++++ MATERIALS PROVIDED ++++
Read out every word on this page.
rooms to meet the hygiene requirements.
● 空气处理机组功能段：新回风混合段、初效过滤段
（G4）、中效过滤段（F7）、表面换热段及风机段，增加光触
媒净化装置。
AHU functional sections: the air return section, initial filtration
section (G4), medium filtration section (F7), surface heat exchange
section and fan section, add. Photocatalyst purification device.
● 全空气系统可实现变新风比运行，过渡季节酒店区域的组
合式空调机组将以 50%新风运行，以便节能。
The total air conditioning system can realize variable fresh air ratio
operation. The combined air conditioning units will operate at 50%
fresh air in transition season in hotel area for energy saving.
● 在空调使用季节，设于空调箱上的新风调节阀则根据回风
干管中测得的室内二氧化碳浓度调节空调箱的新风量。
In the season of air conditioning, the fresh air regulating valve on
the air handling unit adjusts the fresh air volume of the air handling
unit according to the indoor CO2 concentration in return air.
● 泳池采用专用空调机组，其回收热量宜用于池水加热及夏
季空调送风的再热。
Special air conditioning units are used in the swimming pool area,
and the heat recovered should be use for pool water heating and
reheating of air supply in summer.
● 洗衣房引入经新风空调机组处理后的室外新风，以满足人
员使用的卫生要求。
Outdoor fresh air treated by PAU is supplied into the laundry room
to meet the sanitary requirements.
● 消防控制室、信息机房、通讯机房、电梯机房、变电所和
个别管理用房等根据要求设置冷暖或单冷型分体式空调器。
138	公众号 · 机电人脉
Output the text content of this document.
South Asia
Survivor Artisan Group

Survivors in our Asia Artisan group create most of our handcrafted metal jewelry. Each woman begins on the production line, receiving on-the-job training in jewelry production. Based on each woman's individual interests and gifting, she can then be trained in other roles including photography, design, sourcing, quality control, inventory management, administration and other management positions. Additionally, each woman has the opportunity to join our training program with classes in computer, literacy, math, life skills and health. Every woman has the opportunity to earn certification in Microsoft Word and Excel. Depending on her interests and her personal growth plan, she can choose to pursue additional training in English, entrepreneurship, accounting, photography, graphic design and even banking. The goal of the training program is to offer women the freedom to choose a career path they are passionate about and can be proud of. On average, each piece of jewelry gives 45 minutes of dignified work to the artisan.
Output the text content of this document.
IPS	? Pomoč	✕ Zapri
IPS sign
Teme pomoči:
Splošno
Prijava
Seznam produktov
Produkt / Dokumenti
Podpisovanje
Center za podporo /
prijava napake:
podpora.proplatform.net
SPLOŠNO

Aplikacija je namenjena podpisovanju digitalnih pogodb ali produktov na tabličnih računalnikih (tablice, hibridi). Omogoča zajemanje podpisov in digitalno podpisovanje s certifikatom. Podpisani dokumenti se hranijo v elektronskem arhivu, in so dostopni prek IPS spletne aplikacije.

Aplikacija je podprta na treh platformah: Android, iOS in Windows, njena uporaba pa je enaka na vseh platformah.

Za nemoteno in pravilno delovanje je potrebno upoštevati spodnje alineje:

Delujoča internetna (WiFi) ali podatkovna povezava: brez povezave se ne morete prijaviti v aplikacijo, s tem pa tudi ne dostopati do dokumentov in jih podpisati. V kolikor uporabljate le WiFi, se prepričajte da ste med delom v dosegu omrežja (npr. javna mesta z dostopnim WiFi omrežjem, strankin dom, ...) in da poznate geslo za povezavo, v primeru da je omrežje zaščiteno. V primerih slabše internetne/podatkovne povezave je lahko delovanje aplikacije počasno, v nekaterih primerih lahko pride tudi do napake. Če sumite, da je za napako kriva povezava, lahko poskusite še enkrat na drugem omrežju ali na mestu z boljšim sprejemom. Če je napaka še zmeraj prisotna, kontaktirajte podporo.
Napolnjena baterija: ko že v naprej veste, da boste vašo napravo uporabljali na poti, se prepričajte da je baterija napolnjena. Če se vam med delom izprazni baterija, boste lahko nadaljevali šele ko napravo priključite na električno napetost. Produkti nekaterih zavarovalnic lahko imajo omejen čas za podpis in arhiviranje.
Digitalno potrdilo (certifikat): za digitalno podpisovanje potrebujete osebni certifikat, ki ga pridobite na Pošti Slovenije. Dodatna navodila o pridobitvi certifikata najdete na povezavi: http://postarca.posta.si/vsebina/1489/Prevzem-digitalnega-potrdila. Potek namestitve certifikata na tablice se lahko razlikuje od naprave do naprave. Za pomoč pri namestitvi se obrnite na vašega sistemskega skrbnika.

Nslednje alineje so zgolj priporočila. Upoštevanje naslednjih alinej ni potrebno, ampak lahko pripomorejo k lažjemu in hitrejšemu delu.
++++
# WORK TO BE COMPLETED
Copy each line of the data above without altering a single character.

# SOLUTION TO THE PROBLEM
Read out every word on this page.
rooms to meet the hygiene requirements.
● 空气处理机组功能段：新回风混合段、初效过滤段
（G4）、中效过滤段（F7）、表面换热段及风机段，增加光触
媒净化装置。
AHU functional sections: the air return section, initial filtration
section (G4), medium filtration section (F7), surface heat exchange
section and fan section, add. Photocatalyst purification device.
● 全空气系统可实现变新风比运行，过渡季节酒店区域的组
合式空调机组将以 50%新风运行，以便节能。
The total air conditioning system can realize variable fresh air ratio
operation. The combined air conditioning units will operate at 50%
fresh air in transition season in hotel area for energy saving.
● 在空调使用季节，设于空调箱上的新风调节阀则根据回风
干管中测得的室内二氧化碳浓度调节空调箱的新风量。
In the season of air conditioning, the fresh air regulating valve on
the air handling unit adjusts the fresh air volume of the air handling
unit according to the indoor CO2 concentration in return air.
● 泳池采用专用空调机组，其回收热量宜用于池水加热及夏
季空调送风的再热。
Special air conditioning units are used in the swimming pool area,
and the heat recovered should be use for pool water heating and
reheating of air supply in summer.
● 洗衣房引入经新风空调机组处理后的室外新风，以满足人
员使用的卫生要求。
Outdoor fresh air treated by PAU is supplied into the laundry room
to meet the sanitary requirements.
● 消防控制室、信息机房、通讯机房、电梯机房、变电所和
个别管理用房等根据要求设置冷暖或单冷型分体式空调器。
138	公众号 · 机电人脉
Output the text content of this document.
South Asia
Survivor Artisan Group

Survivors in our Asia Artisan group create most of our handcrafted metal jewelry. Each woman begins on the production line, receiving on-the-job training in jewelry production. Based on each woman's individual interests and gifting, she can then be trained in other roles including photography, design, sourcing, quality control, inventory management, administration and other management positions. Additionally, each woman has the opportunity to join our training program with classes in computer, literacy, math, life skills and health. Every woman has the opportunity to earn certification in Microsoft Word and Excel. Depending on her interests and her personal growth plan, she can choose to pursue additional training in English, entrepreneurship, accounting, photography, graphic design and even banking. The goal of the training program is to offer women the freedom to choose a career path they are passionate about and can be proud of. On average, each piece of jewelry gives 45 minutes of dignified work to the artisan.
Output the text content of this document.
IPS	? Pomoč	✕ Zapri
IPS sign
Teme pomoči:
Splošno
Prijava
Seznam produktov
Produkt / Dokumenti
Podpisovanje
Center za podporo /
prijava napake:
podpora.proplatform.net
SPLOŠNO

Aplikacija je namenjena podpisovanju digitalnih pogodb ali produktov na tabličnih računalnikih (tablice, hibridi). Omogoča zajemanje podpisov in digitalno podpisovanje s certifikatom. Podpisani dokumenti se hranijo v elektronskem arhivu, in so dostopni prek IPS spletne aplikacije.

Aplikacija je podprta na treh platformah: Android, iOS in Windows, njena uporaba pa je enaka na vseh platformah.

Za nemoteno in pravilno delovanje je potrebno upoštevati spodnje alineje:

Delujoča internetna (WiFi) ali podatkovna povezava: brez povezave se ne morete prijaviti v aplikacijo, s tem pa tudi ne dostopati do dokumentov in jih podpisati. V kolikor uporabljate le WiFi, se prepričajte da ste med delom v dosegu omrežja (npr. javna mesta z dostopnim WiFi omrežjem, strankin dom, ...) in da poznate geslo za povezavo, v primeru da je omrežje zaščiteno. V primerih slabše internetne/podatkovne povezave je lahko delovanje aplikacije počasno, v nekaterih primerih lahko pride tudi do napake. Če sumite, da je za napako kriva povezava, lahko poskusite še enkrat na drugem omrežju ali na mestu z boljšim sprejemom. Če je napaka še zmeraj prisotna, kontaktirajte podporo.
Napolnjena baterija: ko že v naprej veste, da boste vašo napravo uporabljali na poti, se prepričajte da je baterija napolnjena. Če se vam med delom izprazni baterija, boste lahko nadaljevali šele ko napravo priključite na električno napetost. Produkti nekaterih zavarovalnic lahko imajo omejen čas za podpis in arhiviranje.
Digitalno potrdilo (certifikat): za digitalno podpisovanje potrebujete osebni certifikat, ki ga pridobite na Pošti Slovenije. Dodatna navodila o pridobitvi certifikata najdete na povezavi: http://postarca.posta.si/vsebina/1489/Prevzem-digitalnega-potrdila. Potek namestitve certifikata na tablice se lahko razlikuje od naprave do naprave. Za pomoč pri namestitvi se obrnite na vašega sistemskega skrbnika.

Nslednje alineje so zgolj priporočila. Upoštevanje naslednjih alinej ni potrebno, ampak lahko pripomorejo k lažjemu in hitrejšemu delu.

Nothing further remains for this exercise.